%%

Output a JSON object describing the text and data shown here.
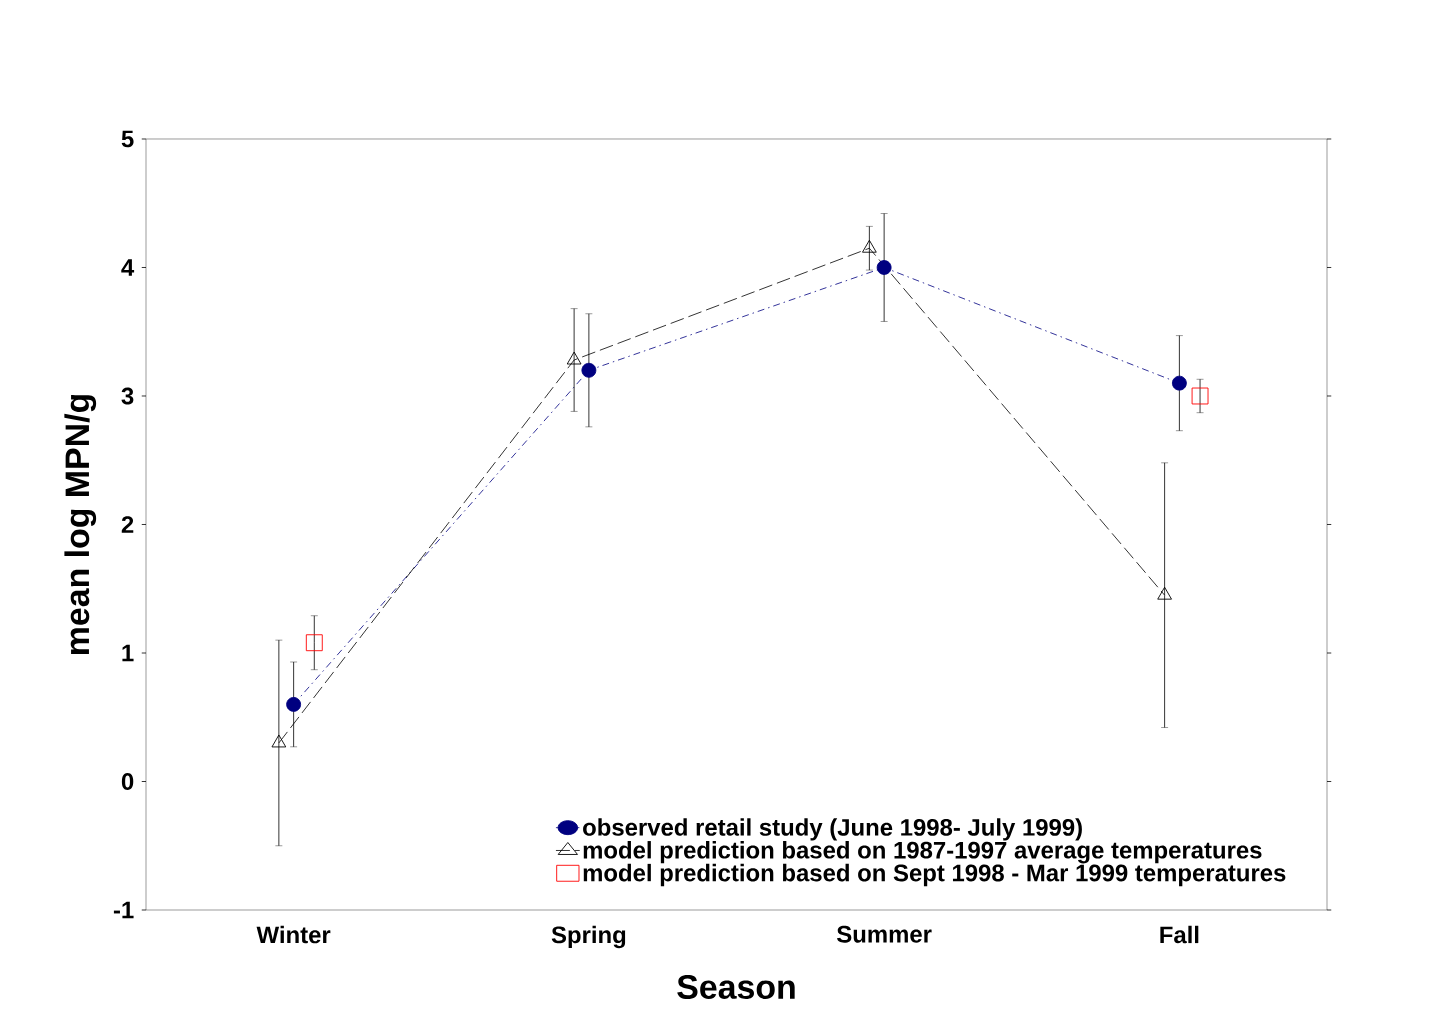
{
  "chart_data": {
    "type": "line",
    "xlabel": "Season",
    "ylabel": "mean log MPN/g",
    "categories": [
      "Winter",
      "Spring",
      "Summer",
      "Fall"
    ],
    "series": [
      {
        "name": "observed retail study (June 1998- July 1999)",
        "color": "#000080",
        "marker": "circle",
        "line_style": "dashdot",
        "values": [
          0.6,
          3.2,
          4.0,
          3.1
        ],
        "errors": [
          0.33,
          0.44,
          0.42,
          0.37
        ]
      },
      {
        "name": "model prediction based on 1987-1997 average temperatures",
        "color": "#000000",
        "marker": "triangle",
        "line_style": "dashed",
        "values": [
          0.3,
          3.28,
          4.15,
          1.45
        ],
        "errors": [
          0.8,
          0.4,
          0.17,
          1.03
        ]
      },
      {
        "name": "model prediction based on Sept 1998 - Mar 1999 temperatures",
        "type": "scatter",
        "color": "#ff0000",
        "marker": "square",
        "values": [
          1.08,
          null,
          null,
          3.0
        ],
        "errors": [
          0.21,
          null,
          null,
          0.13
        ]
      }
    ],
    "ylim": [
      -1,
      5
    ],
    "yticks": [
      -1,
      0,
      1,
      2,
      3,
      4,
      5
    ],
    "grid": false,
    "legend": "bottom right"
  }
}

%%

Exercise details
Quote each line of the listing exactly, but leave the pictures out.

Response to the exercise
Output a JSON object describing the text and data shown here.
{
  "chart_data": {
    "type": "line",
    "xlabel": "Season",
    "ylabel": "mean log MPN/g",
    "categories": [
      "Winter",
      "Spring",
      "Summer",
      "Fall"
    ],
    "series": [
      {
        "name": "observed retail study (June 1998- July 1999)",
        "color": "#000080",
        "marker": "circle",
        "line_style": "dashdot",
        "values": [
          0.6,
          3.2,
          4.0,
          3.1
        ],
        "errors": [
          0.33,
          0.44,
          0.42,
          0.37
        ]
      },
      {
        "name": "model prediction based on 1987-1997 average temperatures",
        "color": "#000000",
        "marker": "triangle",
        "line_style": "dashed",
        "values": [
          0.3,
          3.28,
          4.15,
          1.45
        ],
        "errors": [
          0.8,
          0.4,
          0.17,
          1.03
        ]
      },
      {
        "name": "model prediction based on Sept 1998 - Mar 1999 temperatures",
        "type": "scatter",
        "color": "#ff0000",
        "marker": "square",
        "values": [
          1.08,
          null,
          null,
          3.0
        ],
        "errors": [
          0.21,
          null,
          null,
          0.13
        ]
      }
    ],
    "ylim": [
      -1,
      5
    ],
    "yticks": [
      -1,
      0,
      1,
      2,
      3,
      4,
      5
    ],
    "grid": false,
    "legend": "bottom right"
  }
}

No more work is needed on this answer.